[Lines of data]
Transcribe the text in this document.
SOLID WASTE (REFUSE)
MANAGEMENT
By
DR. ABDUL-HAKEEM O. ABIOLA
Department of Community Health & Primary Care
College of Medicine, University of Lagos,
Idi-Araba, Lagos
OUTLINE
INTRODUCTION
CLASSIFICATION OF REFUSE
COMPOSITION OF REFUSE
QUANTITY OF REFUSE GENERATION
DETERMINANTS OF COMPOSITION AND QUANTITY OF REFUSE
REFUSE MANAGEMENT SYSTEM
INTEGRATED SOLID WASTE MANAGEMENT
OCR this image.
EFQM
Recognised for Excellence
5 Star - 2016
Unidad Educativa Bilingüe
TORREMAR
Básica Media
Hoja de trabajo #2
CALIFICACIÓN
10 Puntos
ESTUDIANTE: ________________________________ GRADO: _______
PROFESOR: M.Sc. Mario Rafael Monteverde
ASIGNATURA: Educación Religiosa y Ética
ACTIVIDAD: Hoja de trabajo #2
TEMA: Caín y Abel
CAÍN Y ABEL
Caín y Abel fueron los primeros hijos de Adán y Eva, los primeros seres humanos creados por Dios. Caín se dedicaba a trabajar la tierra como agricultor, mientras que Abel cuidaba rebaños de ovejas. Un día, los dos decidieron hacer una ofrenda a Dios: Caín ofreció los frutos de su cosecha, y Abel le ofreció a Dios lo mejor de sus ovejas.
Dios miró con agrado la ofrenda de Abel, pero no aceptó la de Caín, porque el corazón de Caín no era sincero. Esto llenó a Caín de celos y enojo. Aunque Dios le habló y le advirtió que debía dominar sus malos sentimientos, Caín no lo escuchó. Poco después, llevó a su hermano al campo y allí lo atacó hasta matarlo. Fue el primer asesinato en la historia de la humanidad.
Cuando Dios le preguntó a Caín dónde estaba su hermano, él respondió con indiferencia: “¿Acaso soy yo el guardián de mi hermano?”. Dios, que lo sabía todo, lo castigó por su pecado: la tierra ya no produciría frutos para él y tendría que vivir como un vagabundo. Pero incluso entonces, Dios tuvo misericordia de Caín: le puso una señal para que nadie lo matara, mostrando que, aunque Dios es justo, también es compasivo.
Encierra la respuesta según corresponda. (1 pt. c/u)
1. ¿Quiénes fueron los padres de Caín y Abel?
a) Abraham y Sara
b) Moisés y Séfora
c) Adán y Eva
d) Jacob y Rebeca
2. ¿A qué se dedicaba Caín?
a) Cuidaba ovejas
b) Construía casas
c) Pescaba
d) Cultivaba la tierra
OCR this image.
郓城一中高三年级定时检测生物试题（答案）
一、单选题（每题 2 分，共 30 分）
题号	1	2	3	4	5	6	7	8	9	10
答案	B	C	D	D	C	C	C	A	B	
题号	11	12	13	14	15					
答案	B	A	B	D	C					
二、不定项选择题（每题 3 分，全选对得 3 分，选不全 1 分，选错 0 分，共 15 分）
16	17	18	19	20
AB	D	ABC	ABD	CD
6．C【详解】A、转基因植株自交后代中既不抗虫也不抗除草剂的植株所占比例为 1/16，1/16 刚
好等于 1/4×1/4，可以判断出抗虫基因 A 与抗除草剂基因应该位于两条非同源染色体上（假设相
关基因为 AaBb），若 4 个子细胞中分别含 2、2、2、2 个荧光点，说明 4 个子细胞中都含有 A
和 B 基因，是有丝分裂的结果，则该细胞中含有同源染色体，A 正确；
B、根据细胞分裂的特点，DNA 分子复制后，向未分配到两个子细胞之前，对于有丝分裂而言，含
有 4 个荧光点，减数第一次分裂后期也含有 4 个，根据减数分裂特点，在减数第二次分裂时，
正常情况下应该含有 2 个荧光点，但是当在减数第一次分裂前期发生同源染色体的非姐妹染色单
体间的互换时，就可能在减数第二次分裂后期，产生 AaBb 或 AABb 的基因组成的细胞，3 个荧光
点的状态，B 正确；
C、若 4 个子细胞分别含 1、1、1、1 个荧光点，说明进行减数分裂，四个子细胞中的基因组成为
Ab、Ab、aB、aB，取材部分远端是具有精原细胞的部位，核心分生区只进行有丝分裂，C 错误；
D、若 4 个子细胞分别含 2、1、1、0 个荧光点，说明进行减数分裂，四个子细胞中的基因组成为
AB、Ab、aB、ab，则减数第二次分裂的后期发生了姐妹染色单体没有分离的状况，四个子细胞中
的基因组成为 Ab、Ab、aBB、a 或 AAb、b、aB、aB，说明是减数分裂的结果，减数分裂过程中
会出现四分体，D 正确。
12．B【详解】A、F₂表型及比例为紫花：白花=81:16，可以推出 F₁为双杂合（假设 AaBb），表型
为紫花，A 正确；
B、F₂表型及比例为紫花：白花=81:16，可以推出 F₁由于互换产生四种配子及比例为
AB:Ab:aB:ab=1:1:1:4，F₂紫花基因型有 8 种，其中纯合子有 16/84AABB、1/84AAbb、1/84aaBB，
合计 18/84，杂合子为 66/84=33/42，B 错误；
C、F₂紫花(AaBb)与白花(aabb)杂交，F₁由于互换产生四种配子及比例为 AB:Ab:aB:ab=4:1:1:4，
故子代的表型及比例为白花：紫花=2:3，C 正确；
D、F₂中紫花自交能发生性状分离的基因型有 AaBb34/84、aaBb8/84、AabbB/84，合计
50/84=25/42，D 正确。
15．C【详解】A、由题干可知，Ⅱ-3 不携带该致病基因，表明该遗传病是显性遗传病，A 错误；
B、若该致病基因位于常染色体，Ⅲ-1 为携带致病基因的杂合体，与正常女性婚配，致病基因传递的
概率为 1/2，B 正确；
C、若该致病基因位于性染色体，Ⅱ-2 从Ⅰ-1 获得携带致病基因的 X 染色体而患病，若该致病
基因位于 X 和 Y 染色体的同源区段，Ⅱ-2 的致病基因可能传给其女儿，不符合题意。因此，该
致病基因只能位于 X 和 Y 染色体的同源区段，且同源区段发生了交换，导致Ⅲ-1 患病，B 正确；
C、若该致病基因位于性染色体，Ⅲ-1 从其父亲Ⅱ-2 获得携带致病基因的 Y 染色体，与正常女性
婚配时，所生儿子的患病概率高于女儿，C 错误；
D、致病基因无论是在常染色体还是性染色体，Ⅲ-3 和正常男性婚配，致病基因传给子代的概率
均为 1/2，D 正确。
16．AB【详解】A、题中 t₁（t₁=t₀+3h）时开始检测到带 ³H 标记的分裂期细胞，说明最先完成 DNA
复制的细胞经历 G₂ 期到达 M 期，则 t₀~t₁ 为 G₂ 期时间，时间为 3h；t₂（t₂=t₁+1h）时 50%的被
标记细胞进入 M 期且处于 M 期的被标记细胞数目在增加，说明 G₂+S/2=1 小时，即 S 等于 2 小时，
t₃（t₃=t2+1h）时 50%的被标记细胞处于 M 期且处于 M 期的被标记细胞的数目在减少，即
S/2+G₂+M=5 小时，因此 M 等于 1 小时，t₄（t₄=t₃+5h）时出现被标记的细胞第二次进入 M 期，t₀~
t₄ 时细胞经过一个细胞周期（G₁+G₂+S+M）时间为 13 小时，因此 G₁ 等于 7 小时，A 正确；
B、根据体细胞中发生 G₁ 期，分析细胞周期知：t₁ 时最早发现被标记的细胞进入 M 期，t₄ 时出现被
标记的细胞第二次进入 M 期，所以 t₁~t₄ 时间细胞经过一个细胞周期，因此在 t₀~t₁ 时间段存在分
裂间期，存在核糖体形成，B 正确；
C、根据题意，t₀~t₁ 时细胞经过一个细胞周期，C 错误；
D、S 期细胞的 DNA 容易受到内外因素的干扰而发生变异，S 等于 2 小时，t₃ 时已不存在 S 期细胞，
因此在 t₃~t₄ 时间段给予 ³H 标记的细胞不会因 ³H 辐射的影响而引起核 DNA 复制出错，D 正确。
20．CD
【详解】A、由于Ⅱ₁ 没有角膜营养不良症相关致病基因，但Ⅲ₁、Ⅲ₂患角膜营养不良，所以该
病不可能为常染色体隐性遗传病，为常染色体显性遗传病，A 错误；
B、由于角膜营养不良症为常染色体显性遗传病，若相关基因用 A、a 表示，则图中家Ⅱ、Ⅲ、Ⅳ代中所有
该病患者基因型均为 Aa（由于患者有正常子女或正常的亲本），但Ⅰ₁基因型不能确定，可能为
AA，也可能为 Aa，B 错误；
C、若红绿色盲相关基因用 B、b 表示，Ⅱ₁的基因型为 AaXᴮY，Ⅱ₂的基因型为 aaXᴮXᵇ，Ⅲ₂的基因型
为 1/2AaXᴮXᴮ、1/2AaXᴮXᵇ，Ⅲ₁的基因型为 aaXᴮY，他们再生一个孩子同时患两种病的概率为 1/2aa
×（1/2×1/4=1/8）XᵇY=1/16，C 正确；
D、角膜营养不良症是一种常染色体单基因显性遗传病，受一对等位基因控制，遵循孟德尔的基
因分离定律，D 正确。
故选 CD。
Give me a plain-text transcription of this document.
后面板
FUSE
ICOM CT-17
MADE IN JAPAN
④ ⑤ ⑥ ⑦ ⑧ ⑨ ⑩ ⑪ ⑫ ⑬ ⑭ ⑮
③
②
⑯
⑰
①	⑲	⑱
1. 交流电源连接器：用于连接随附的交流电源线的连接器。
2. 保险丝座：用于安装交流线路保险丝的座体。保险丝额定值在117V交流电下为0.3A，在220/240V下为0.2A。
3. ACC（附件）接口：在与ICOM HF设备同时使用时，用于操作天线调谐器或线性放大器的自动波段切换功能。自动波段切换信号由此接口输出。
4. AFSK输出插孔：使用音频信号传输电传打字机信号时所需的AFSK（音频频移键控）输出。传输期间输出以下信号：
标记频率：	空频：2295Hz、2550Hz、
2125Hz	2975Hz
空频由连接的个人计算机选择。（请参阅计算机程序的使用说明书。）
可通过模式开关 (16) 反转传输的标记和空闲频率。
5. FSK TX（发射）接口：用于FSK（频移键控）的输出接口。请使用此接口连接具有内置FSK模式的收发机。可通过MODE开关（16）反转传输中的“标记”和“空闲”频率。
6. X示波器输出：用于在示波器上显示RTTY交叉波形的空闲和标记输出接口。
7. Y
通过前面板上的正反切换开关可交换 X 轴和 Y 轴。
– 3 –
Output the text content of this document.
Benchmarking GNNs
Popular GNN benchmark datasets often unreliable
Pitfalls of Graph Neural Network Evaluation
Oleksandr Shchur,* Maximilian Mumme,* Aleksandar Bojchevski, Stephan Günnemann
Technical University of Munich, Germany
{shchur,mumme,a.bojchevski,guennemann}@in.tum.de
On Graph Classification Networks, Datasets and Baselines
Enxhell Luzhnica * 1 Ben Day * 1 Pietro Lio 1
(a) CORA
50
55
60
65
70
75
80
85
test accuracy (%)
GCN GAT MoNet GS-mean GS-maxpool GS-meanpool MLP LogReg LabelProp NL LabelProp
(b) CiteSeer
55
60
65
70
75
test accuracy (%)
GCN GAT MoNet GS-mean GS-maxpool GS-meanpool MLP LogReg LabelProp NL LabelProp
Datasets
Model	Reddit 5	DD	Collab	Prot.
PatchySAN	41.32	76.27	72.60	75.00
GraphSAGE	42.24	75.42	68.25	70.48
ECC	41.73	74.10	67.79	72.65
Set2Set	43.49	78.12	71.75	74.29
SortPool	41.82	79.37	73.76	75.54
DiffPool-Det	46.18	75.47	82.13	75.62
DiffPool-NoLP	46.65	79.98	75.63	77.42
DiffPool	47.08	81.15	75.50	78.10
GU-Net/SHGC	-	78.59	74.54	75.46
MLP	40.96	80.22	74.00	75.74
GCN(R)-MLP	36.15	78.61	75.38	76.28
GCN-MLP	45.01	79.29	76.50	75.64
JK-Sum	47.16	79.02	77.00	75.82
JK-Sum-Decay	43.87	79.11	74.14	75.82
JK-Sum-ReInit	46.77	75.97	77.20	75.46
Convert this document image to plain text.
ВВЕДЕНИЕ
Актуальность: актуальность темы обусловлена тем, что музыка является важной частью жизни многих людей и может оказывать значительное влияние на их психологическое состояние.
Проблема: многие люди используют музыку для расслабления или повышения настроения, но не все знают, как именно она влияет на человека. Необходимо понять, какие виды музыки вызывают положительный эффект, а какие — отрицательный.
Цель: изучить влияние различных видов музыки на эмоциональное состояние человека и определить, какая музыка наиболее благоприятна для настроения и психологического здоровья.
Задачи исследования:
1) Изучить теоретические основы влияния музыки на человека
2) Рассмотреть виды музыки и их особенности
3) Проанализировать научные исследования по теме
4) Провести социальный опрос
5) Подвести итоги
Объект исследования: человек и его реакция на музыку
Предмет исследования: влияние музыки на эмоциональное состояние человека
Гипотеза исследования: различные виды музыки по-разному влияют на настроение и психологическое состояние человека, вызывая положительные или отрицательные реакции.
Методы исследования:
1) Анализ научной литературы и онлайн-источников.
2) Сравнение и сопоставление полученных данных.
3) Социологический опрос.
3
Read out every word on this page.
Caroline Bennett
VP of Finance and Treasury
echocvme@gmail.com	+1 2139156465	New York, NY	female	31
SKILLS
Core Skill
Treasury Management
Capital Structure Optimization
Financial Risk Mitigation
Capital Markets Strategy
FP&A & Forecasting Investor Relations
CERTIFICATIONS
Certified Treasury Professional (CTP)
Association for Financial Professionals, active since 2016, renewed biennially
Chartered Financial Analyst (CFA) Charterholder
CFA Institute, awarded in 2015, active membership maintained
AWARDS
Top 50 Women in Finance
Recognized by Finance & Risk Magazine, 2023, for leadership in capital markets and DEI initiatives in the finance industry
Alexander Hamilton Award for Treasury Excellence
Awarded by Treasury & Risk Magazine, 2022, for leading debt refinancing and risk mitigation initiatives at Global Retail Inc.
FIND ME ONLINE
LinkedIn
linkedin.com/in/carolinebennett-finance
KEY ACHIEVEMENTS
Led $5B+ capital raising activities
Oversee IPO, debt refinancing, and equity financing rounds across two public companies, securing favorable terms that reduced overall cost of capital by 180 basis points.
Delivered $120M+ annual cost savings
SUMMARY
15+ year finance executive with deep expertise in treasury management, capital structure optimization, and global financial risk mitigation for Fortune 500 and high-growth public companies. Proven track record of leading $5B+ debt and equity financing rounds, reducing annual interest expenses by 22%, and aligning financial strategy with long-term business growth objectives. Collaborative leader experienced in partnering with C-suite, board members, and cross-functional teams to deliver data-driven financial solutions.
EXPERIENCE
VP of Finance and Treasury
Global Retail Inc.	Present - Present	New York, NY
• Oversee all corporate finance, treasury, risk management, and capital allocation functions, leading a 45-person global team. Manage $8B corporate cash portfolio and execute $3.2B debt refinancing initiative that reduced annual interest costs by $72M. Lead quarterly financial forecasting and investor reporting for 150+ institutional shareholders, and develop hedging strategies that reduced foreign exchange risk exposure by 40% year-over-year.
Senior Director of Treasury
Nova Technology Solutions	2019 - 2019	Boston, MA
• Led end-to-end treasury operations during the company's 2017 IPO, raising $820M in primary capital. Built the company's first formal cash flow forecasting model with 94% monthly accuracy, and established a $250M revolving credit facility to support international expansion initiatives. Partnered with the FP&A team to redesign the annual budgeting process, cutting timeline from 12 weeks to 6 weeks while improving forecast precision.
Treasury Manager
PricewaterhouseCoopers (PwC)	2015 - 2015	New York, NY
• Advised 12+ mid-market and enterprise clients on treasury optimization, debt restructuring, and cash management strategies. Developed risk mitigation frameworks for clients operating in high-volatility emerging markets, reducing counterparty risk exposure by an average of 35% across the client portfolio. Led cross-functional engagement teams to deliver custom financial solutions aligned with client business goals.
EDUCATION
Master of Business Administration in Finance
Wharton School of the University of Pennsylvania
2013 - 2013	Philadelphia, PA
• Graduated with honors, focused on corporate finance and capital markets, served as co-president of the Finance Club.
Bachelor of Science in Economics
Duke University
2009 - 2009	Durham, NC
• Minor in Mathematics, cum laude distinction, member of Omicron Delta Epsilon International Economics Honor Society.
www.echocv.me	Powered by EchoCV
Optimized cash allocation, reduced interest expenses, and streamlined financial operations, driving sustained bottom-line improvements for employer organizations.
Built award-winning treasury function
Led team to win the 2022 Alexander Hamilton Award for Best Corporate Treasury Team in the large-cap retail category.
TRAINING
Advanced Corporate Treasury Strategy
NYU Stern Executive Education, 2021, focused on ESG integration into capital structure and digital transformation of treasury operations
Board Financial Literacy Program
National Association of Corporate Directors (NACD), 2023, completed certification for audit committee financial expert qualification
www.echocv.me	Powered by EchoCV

→ EXERCISE DETAILS: Gather each line of the listing that holds the string "исследования".

→ ANSWER TO THE TASK:
Задачи исследования:
3) Проанализировать научные исследования по теме
Объект исследования: человек и его реакция на музыку
Предмет исследования: влияние музыки на эмоциональное состояние человека
Гипотеза исследования: различные виды музыки по-разному влияют на настроение и психологическое состояние человека, вызывая положительные или отрицательные реакции.
Методы исследования:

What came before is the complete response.